[Task statement]: Skip the pictures and extract all of the lines exactly as written.
* Start Input *
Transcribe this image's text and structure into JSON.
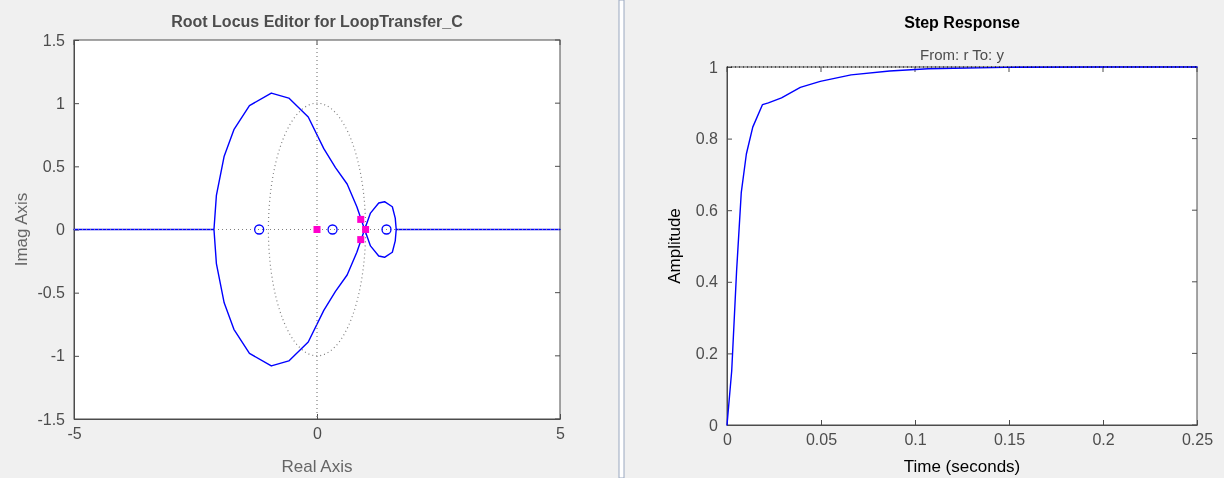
{
  "chart_data": [
    {
      "type": "line",
      "title": "Root Locus Editor for LoopTransfer_C",
      "xlabel": "Real Axis",
      "ylabel": "Imag Axis",
      "xlim": [
        -5,
        5
      ],
      "ylim": [
        -1.5,
        1.5
      ],
      "xticks": [
        -5,
        0,
        5
      ],
      "yticks": [
        -1.5,
        -1,
        -0.5,
        0,
        0.5,
        1,
        1.5
      ],
      "ref_lines": [
        {
          "axis": "x",
          "value": 0,
          "color": "#808080",
          "line_style": "dotted"
        },
        {
          "axis": "y",
          "value": 0,
          "color": "#808080",
          "line_style": "dotted"
        }
      ],
      "series": [
        {
          "color": "#0000ff",
          "line_style": "solid",
          "x": [
            -5,
            -2.12,
            -2.07,
            -1.91,
            -1.71,
            -1.39,
            -0.94,
            -0.58,
            -0.18,
            0.14,
            0.38,
            0.62,
            0.82,
            0.98,
            1.1,
            1.27,
            1.39,
            1.55,
            1.61,
            1.63,
            5
          ],
          "values": [
            0,
            0,
            0.27,
            0.58,
            0.79,
            0.98,
            1.08,
            1.04,
            0.89,
            0.64,
            0.49,
            0.36,
            0.18,
            0,
            0.13,
            0.21,
            0.22,
            0.18,
            0.09,
            0,
            0
          ]
        },
        {
          "color": "#0000ff",
          "line_style": "solid",
          "x": [
            -2.12,
            -2.07,
            -1.91,
            -1.71,
            -1.39,
            -0.94,
            -0.58,
            -0.18,
            0.14,
            0.38,
            0.62,
            0.82,
            0.98,
            1.1,
            1.27,
            1.39,
            1.55,
            1.61,
            1.63
          ],
          "values": [
            0,
            -0.27,
            -0.58,
            -0.79,
            -0.98,
            -1.08,
            -1.04,
            -0.89,
            -0.64,
            -0.49,
            -0.36,
            -0.18,
            0,
            -0.13,
            -0.21,
            -0.22,
            -0.18,
            -0.09,
            0
          ]
        },
        {
          "type": "scatter",
          "color": "#0000ff",
          "marker": "circle",
          "x": [
            -1.19,
            0.32,
            1.43
          ],
          "values": [
            0,
            0,
            0
          ]
        },
        {
          "type": "scatter",
          "color": "#ff00cc",
          "marker": "square",
          "x": [
            0,
            0.9,
            0.9,
            1.0
          ],
          "values": [
            0,
            0.08,
            -0.08,
            0
          ]
        }
      ]
    },
    {
      "type": "line",
      "title": "Step Response",
      "subtitle": "From: r  To: y",
      "xlabel": "Time (seconds)",
      "ylabel": "Amplitude",
      "xlim": [
        0,
        0.25
      ],
      "ylim": [
        0,
        1
      ],
      "xticks": [
        0,
        0.05,
        0.1,
        0.15,
        0.2,
        0.25
      ],
      "yticks": [
        0,
        0.2,
        0.4,
        0.6,
        0.8,
        1
      ],
      "ref_lines": [
        {
          "axis": "y",
          "value": 1,
          "color": "#000000",
          "line_style": "dotted"
        }
      ],
      "series": [
        {
          "color": "#0000ff",
          "line_style": "solid",
          "x": [
            0,
            0.0025,
            0.0051,
            0.0076,
            0.0103,
            0.0137,
            0.0189,
            0.022,
            0.029,
            0.039,
            0.0496,
            0.066,
            0.0865,
            0.107,
            0.148,
            0.2,
            0.25
          ],
          "values": [
            0,
            0.151,
            0.43,
            0.65,
            0.757,
            0.832,
            0.895,
            0.9,
            0.914,
            0.943,
            0.96,
            0.978,
            0.989,
            0.995,
            0.999,
            1,
            1
          ]
        }
      ]
    }
  ]
}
* End Input *
[The answer]:
Transcribe this image's text and structure into JSON.
{
  "chart_data": [
    {
      "type": "line",
      "title": "Root Locus Editor for LoopTransfer_C",
      "xlabel": "Real Axis",
      "ylabel": "Imag Axis",
      "xlim": [
        -5,
        5
      ],
      "ylim": [
        -1.5,
        1.5
      ],
      "xticks": [
        -5,
        0,
        5
      ],
      "yticks": [
        -1.5,
        -1,
        -0.5,
        0,
        0.5,
        1,
        1.5
      ],
      "ref_lines": [
        {
          "axis": "x",
          "value": 0,
          "color": "#808080",
          "line_style": "dotted"
        },
        {
          "axis": "y",
          "value": 0,
          "color": "#808080",
          "line_style": "dotted"
        }
      ],
      "series": [
        {
          "color": "#0000ff",
          "line_style": "solid",
          "x": [
            -5,
            -2.12,
            -2.07,
            -1.91,
            -1.71,
            -1.39,
            -0.94,
            -0.58,
            -0.18,
            0.14,
            0.38,
            0.62,
            0.82,
            0.98,
            1.1,
            1.27,
            1.39,
            1.55,
            1.61,
            1.63,
            5
          ],
          "values": [
            0,
            0,
            0.27,
            0.58,
            0.79,
            0.98,
            1.08,
            1.04,
            0.89,
            0.64,
            0.49,
            0.36,
            0.18,
            0,
            0.13,
            0.21,
            0.22,
            0.18,
            0.09,
            0,
            0
          ]
        },
        {
          "color": "#0000ff",
          "line_style": "solid",
          "x": [
            -2.12,
            -2.07,
            -1.91,
            -1.71,
            -1.39,
            -0.94,
            -0.58,
            -0.18,
            0.14,
            0.38,
            0.62,
            0.82,
            0.98,
            1.1,
            1.27,
            1.39,
            1.55,
            1.61,
            1.63
          ],
          "values": [
            0,
            -0.27,
            -0.58,
            -0.79,
            -0.98,
            -1.08,
            -1.04,
            -0.89,
            -0.64,
            -0.49,
            -0.36,
            -0.18,
            0,
            -0.13,
            -0.21,
            -0.22,
            -0.18,
            -0.09,
            0
          ]
        },
        {
          "type": "scatter",
          "color": "#0000ff",
          "marker": "circle",
          "x": [
            -1.19,
            0.32,
            1.43
          ],
          "values": [
            0,
            0,
            0
          ]
        },
        {
          "type": "scatter",
          "color": "#ff00cc",
          "marker": "square",
          "x": [
            0,
            0.9,
            0.9,
            1.0
          ],
          "values": [
            0,
            0.08,
            -0.08,
            0
          ]
        }
      ]
    },
    {
      "type": "line",
      "title": "Step Response",
      "subtitle": "From: r  To: y",
      "xlabel": "Time (seconds)",
      "ylabel": "Amplitude",
      "xlim": [
        0,
        0.25
      ],
      "ylim": [
        0,
        1
      ],
      "xticks": [
        0,
        0.05,
        0.1,
        0.15,
        0.2,
        0.25
      ],
      "yticks": [
        0,
        0.2,
        0.4,
        0.6,
        0.8,
        1
      ],
      "ref_lines": [
        {
          "axis": "y",
          "value": 1,
          "color": "#000000",
          "line_style": "dotted"
        }
      ],
      "series": [
        {
          "color": "#0000ff",
          "line_style": "solid",
          "x": [
            0,
            0.0025,
            0.0051,
            0.0076,
            0.0103,
            0.0137,
            0.0189,
            0.022,
            0.029,
            0.039,
            0.0496,
            0.066,
            0.0865,
            0.107,
            0.148,
            0.2,
            0.25
          ],
          "values": [
            0,
            0.151,
            0.43,
            0.65,
            0.757,
            0.832,
            0.895,
            0.9,
            0.914,
            0.943,
            0.96,
            0.978,
            0.989,
            0.995,
            0.999,
            1,
            1
          ]
        }
      ]
    }
  ]
}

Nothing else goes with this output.